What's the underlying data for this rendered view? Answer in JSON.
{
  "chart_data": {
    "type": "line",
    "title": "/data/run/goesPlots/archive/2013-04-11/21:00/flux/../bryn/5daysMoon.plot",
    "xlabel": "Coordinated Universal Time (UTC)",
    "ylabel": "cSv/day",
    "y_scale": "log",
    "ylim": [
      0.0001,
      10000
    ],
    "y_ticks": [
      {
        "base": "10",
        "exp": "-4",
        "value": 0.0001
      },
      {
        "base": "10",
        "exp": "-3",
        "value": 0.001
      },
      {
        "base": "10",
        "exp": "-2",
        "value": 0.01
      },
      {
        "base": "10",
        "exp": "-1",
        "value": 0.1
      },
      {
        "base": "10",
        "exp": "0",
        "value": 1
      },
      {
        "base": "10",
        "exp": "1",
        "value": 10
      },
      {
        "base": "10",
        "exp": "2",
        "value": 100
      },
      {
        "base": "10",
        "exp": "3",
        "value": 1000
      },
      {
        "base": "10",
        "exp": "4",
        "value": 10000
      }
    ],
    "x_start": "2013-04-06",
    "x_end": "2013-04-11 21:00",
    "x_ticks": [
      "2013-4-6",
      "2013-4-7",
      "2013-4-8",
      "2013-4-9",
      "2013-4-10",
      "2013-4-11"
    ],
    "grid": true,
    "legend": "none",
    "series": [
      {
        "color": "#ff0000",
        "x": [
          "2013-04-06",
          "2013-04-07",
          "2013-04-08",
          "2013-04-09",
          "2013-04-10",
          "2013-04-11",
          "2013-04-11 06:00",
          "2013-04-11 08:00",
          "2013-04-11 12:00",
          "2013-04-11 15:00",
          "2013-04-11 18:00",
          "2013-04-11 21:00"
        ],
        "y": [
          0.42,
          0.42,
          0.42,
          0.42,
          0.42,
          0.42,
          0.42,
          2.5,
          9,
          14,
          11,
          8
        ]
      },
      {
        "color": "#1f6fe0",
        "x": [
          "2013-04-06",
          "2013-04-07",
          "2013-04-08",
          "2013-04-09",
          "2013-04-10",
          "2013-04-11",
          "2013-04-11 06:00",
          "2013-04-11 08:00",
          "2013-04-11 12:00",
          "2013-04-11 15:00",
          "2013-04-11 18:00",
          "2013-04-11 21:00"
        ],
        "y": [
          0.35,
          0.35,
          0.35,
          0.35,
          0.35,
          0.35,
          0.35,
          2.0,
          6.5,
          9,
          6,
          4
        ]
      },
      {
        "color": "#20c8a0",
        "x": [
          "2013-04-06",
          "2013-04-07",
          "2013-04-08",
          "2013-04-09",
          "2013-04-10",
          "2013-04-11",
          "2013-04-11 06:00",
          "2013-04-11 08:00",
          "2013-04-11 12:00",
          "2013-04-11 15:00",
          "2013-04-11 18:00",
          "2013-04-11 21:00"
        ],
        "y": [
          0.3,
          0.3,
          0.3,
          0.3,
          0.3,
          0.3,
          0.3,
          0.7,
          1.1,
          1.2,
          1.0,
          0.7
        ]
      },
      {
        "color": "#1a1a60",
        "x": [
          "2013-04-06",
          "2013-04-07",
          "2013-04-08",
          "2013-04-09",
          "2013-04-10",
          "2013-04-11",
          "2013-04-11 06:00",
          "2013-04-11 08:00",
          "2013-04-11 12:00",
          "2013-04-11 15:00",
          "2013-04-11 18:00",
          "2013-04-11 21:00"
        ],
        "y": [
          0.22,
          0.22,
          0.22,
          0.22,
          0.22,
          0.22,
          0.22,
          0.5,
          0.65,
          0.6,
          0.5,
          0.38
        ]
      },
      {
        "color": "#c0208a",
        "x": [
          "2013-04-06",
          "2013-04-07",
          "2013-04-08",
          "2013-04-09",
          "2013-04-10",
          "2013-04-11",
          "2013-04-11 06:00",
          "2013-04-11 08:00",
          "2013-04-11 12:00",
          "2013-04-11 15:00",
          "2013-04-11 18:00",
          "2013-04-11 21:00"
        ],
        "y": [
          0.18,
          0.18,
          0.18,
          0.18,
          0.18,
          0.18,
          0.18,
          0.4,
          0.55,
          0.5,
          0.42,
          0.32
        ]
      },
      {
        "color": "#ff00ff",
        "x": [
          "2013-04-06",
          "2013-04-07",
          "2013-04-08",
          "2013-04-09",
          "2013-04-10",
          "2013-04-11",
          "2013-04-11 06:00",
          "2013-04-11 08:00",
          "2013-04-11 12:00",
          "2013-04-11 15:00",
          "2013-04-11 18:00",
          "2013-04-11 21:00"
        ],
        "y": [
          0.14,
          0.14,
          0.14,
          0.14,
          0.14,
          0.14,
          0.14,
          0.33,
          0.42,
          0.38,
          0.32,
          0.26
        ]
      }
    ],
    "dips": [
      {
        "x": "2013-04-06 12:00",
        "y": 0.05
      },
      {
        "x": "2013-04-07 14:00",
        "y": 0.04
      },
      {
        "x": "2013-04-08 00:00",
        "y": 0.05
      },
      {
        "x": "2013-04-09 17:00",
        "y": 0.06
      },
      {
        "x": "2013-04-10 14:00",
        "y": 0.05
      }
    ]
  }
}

> [EXERCISE INSTRUCTIONS]:
Gather each line from the entries above that includes the word "color".

> [REPLY]:
        "color": "#ff0000",
        "color": "#1f6fe0",
        "color": "#20c8a0",
        "color": "#1a1a60",
        "color": "#c0208a",
        "color": "#ff00ff",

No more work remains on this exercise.